Print all records exactly, leaving nothing out.

Collection entries:
^^^^^^^^
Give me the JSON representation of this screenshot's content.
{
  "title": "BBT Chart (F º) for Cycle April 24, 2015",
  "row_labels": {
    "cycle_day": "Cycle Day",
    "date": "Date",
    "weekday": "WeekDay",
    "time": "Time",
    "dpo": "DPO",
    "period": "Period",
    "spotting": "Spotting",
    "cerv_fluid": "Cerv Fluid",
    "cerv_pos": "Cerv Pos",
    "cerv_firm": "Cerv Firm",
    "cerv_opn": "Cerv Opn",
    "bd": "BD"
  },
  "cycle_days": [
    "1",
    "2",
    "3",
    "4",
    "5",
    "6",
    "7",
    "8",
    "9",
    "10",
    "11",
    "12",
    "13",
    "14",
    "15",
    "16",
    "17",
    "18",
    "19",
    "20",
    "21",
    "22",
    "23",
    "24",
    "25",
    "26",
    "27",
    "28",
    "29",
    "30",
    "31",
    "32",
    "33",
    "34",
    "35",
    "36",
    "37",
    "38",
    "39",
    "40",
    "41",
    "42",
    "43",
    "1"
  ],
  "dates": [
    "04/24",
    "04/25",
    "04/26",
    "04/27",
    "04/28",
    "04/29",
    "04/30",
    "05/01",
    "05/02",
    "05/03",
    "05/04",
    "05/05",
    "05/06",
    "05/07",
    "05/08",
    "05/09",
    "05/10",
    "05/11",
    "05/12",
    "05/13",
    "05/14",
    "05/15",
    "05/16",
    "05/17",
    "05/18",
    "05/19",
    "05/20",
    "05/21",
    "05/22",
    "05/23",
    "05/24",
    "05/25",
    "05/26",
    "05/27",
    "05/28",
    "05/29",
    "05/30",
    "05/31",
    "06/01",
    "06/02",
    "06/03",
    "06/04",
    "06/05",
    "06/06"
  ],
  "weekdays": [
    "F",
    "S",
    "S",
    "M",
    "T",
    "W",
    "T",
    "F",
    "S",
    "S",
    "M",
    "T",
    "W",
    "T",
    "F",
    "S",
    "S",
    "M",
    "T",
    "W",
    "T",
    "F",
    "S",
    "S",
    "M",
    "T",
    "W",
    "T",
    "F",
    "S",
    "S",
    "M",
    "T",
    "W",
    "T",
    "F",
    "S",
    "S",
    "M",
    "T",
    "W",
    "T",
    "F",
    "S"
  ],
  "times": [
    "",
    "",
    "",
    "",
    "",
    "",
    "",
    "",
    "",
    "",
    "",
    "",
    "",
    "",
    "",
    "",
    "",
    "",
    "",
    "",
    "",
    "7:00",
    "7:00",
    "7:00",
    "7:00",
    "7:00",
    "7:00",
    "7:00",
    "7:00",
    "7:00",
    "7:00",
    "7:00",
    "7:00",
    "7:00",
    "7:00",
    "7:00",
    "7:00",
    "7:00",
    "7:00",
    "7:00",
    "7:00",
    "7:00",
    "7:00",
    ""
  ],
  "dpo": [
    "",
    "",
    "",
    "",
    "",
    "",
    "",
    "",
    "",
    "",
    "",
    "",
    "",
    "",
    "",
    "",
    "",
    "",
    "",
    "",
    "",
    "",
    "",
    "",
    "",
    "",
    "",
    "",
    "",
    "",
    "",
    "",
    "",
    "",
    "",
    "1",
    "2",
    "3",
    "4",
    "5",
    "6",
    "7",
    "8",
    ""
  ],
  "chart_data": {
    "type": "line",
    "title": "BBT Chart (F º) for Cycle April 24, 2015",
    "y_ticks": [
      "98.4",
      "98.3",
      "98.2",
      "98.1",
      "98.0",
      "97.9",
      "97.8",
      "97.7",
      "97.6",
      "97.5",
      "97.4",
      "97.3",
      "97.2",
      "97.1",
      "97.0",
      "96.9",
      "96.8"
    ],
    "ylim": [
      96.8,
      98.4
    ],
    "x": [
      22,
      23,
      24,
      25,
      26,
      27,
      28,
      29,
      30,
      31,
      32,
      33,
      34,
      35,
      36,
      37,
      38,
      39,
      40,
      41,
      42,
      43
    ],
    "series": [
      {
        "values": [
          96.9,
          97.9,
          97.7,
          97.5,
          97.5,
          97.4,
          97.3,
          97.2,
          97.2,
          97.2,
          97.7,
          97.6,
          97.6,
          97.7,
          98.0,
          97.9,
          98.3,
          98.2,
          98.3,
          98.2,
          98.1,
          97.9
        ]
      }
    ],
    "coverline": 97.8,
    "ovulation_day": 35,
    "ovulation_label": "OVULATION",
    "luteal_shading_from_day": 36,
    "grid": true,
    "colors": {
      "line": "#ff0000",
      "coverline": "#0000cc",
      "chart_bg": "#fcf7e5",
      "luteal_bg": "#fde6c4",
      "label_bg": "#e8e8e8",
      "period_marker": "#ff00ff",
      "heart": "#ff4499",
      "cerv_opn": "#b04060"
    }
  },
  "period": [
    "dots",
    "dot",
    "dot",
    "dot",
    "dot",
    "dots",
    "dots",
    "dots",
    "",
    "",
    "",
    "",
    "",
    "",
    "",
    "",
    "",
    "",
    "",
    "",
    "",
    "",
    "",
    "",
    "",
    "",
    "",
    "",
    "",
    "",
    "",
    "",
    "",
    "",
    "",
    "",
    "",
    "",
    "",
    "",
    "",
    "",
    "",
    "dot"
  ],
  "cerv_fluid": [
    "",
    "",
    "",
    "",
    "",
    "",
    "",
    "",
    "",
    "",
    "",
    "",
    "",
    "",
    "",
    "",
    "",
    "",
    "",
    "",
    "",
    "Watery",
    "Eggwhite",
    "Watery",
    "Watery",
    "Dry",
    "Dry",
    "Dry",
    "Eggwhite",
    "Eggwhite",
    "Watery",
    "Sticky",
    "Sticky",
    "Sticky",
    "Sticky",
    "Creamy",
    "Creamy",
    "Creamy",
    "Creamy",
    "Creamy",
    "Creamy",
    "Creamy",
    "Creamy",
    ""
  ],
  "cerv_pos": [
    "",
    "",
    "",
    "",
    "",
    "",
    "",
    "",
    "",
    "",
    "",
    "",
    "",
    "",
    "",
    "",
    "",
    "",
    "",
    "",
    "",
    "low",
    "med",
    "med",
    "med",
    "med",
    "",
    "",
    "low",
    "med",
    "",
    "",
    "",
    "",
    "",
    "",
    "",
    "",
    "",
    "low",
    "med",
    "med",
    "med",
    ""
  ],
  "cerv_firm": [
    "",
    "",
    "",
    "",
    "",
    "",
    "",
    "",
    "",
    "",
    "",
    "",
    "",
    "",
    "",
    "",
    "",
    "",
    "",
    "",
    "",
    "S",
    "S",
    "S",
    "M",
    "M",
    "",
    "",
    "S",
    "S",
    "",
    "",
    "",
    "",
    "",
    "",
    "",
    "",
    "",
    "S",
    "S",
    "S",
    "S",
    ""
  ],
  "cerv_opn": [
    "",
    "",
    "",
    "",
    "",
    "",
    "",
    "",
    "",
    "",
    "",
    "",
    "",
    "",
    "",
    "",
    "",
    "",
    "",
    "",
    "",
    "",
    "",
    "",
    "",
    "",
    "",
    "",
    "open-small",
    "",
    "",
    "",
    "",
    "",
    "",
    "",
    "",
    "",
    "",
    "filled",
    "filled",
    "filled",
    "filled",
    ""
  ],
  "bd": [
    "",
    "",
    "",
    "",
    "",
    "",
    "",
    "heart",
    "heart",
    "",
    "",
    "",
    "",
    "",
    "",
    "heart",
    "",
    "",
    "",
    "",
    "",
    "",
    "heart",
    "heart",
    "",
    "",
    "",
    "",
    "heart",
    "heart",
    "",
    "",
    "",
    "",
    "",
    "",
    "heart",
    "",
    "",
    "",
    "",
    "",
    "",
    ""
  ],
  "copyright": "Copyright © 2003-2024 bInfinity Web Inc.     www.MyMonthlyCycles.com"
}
^^^^^^^^
Finished answer:
Give me the JSON representation of this screenshot's content.
{
  "title": "BBT Chart (F º) for Cycle April 24, 2015",
  "row_labels": {
    "cycle_day": "Cycle Day",
    "date": "Date",
    "weekday": "WeekDay",
    "time": "Time",
    "dpo": "DPO",
    "period": "Period",
    "spotting": "Spotting",
    "cerv_fluid": "Cerv Fluid",
    "cerv_pos": "Cerv Pos",
    "cerv_firm": "Cerv Firm",
    "cerv_opn": "Cerv Opn",
    "bd": "BD"
  },
  "cycle_days": [
    "1",
    "2",
    "3",
    "4",
    "5",
    "6",
    "7",
    "8",
    "9",
    "10",
    "11",
    "12",
    "13",
    "14",
    "15",
    "16",
    "17",
    "18",
    "19",
    "20",
    "21",
    "22",
    "23",
    "24",
    "25",
    "26",
    "27",
    "28",
    "29",
    "30",
    "31",
    "32",
    "33",
    "34",
    "35",
    "36",
    "37",
    "38",
    "39",
    "40",
    "41",
    "42",
    "43",
    "1"
  ],
  "dates": [
    "04/24",
    "04/25",
    "04/26",
    "04/27",
    "04/28",
    "04/29",
    "04/30",
    "05/01",
    "05/02",
    "05/03",
    "05/04",
    "05/05",
    "05/06",
    "05/07",
    "05/08",
    "05/09",
    "05/10",
    "05/11",
    "05/12",
    "05/13",
    "05/14",
    "05/15",
    "05/16",
    "05/17",
    "05/18",
    "05/19",
    "05/20",
    "05/21",
    "05/22",
    "05/23",
    "05/24",
    "05/25",
    "05/26",
    "05/27",
    "05/28",
    "05/29",
    "05/30",
    "05/31",
    "06/01",
    "06/02",
    "06/03",
    "06/04",
    "06/05",
    "06/06"
  ],
  "weekdays": [
    "F",
    "S",
    "S",
    "M",
    "T",
    "W",
    "T",
    "F",
    "S",
    "S",
    "M",
    "T",
    "W",
    "T",
    "F",
    "S",
    "S",
    "M",
    "T",
    "W",
    "T",
    "F",
    "S",
    "S",
    "M",
    "T",
    "W",
    "T",
    "F",
    "S",
    "S",
    "M",
    "T",
    "W",
    "T",
    "F",
    "S",
    "S",
    "M",
    "T",
    "W",
    "T",
    "F",
    "S"
  ],
  "times": [
    "",
    "",
    "",
    "",
    "",
    "",
    "",
    "",
    "",
    "",
    "",
    "",
    "",
    "",
    "",
    "",
    "",
    "",
    "",
    "",
    "",
    "7:00",
    "7:00",
    "7:00",
    "7:00",
    "7:00",
    "7:00",
    "7:00",
    "7:00",
    "7:00",
    "7:00",
    "7:00",
    "7:00",
    "7:00",
    "7:00",
    "7:00",
    "7:00",
    "7:00",
    "7:00",
    "7:00",
    "7:00",
    "7:00",
    "7:00",
    ""
  ],
  "dpo": [
    "",
    "",
    "",
    "",
    "",
    "",
    "",
    "",
    "",
    "",
    "",
    "",
    "",
    "",
    "",
    "",
    "",
    "",
    "",
    "",
    "",
    "",
    "",
    "",
    "",
    "",
    "",
    "",
    "",
    "",
    "",
    "",
    "",
    "",
    "",
    "1",
    "2",
    "3",
    "4",
    "5",
    "6",
    "7",
    "8",
    ""
  ],
  "chart_data": {
    "type": "line",
    "title": "BBT Chart (F º) for Cycle April 24, 2015",
    "y_ticks": [
      "98.4",
      "98.3",
      "98.2",
      "98.1",
      "98.0",
      "97.9",
      "97.8",
      "97.7",
      "97.6",
      "97.5",
      "97.4",
      "97.3",
      "97.2",
      "97.1",
      "97.0",
      "96.9",
      "96.8"
    ],
    "ylim": [
      96.8,
      98.4
    ],
    "x": [
      22,
      23,
      24,
      25,
      26,
      27,
      28,
      29,
      30,
      31,
      32,
      33,
      34,
      35,
      36,
      37,
      38,
      39,
      40,
      41,
      42,
      43
    ],
    "series": [
      {
        "values": [
          96.9,
          97.9,
          97.7,
          97.5,
          97.5,
          97.4,
          97.3,
          97.2,
          97.2,
          97.2,
          97.7,
          97.6,
          97.6,
          97.7,
          98.0,
          97.9,
          98.3,
          98.2,
          98.3,
          98.2,
          98.1,
          97.9
        ]
      }
    ],
    "coverline": 97.8,
    "ovulation_day": 35,
    "ovulation_label": "OVULATION",
    "luteal_shading_from_day": 36,
    "grid": true,
    "colors": {
      "line": "#ff0000",
      "coverline": "#0000cc",
      "chart_bg": "#fcf7e5",
      "luteal_bg": "#fde6c4",
      "label_bg": "#e8e8e8",
      "period_marker": "#ff00ff",
      "heart": "#ff4499",
      "cerv_opn": "#b04060"
    }
  },
  "period": [
    "dots",
    "dot",
    "dot",
    "dot",
    "dot",
    "dots",
    "dots",
    "dots",
    "",
    "",
    "",
    "",
    "",
    "",
    "",
    "",
    "",
    "",
    "",
    "",
    "",
    "",
    "",
    "",
    "",
    "",
    "",
    "",
    "",
    "",
    "",
    "",
    "",
    "",
    "",
    "",
    "",
    "",
    "",
    "",
    "",
    "",
    "",
    "dot"
  ],
  "cerv_fluid": [
    "",
    "",
    "",
    "",
    "",
    "",
    "",
    "",
    "",
    "",
    "",
    "",
    "",
    "",
    "",
    "",
    "",
    "",
    "",
    "",
    "",
    "Watery",
    "Eggwhite",
    "Watery",
    "Watery",
    "Dry",
    "Dry",
    "Dry",
    "Eggwhite",
    "Eggwhite",
    "Watery",
    "Sticky",
    "Sticky",
    "Sticky",
    "Sticky",
    "Creamy",
    "Creamy",
    "Creamy",
    "Creamy",
    "Creamy",
    "Creamy",
    "Creamy",
    "Creamy",
    ""
  ],
  "cerv_pos": [
    "",
    "",
    "",
    "",
    "",
    "",
    "",
    "",
    "",
    "",
    "",
    "",
    "",
    "",
    "",
    "",
    "",
    "",
    "",
    "",
    "",
    "low",
    "med",
    "med",
    "med",
    "med",
    "",
    "",
    "low",
    "med",
    "",
    "",
    "",
    "",
    "",
    "",
    "",
    "",
    "",
    "low",
    "med",
    "med",
    "med",
    ""
  ],
  "cerv_firm": [
    "",
    "",
    "",
    "",
    "",
    "",
    "",
    "",
    "",
    "",
    "",
    "",
    "",
    "",
    "",
    "",
    "",
    "",
    "",
    "",
    "",
    "S",
    "S",
    "S",
    "M",
    "M",
    "",
    "",
    "S",
    "S",
    "",
    "",
    "",
    "",
    "",
    "",
    "",
    "",
    "",
    "S",
    "S",
    "S",
    "S",
    ""
  ],
  "cerv_opn": [
    "",
    "",
    "",
    "",
    "",
    "",
    "",
    "",
    "",
    "",
    "",
    "",
    "",
    "",
    "",
    "",
    "",
    "",
    "",
    "",
    "",
    "",
    "",
    "",
    "",
    "",
    "",
    "",
    "open-small",
    "",
    "",
    "",
    "",
    "",
    "",
    "",
    "",
    "",
    "",
    "filled",
    "filled",
    "filled",
    "filled",
    ""
  ],
  "bd": [
    "",
    "",
    "",
    "",
    "",
    "",
    "",
    "heart",
    "heart",
    "",
    "",
    "",
    "",
    "",
    "",
    "heart",
    "",
    "",
    "",
    "",
    "",
    "",
    "heart",
    "heart",
    "",
    "",
    "",
    "",
    "heart",
    "heart",
    "",
    "",
    "",
    "",
    "",
    "",
    "heart",
    "",
    "",
    "",
    "",
    "",
    "",
    ""
  ],
  "copyright": "Copyright © 2003-2024 bInfinity Web Inc.     www.MyMonthlyCycles.com"
}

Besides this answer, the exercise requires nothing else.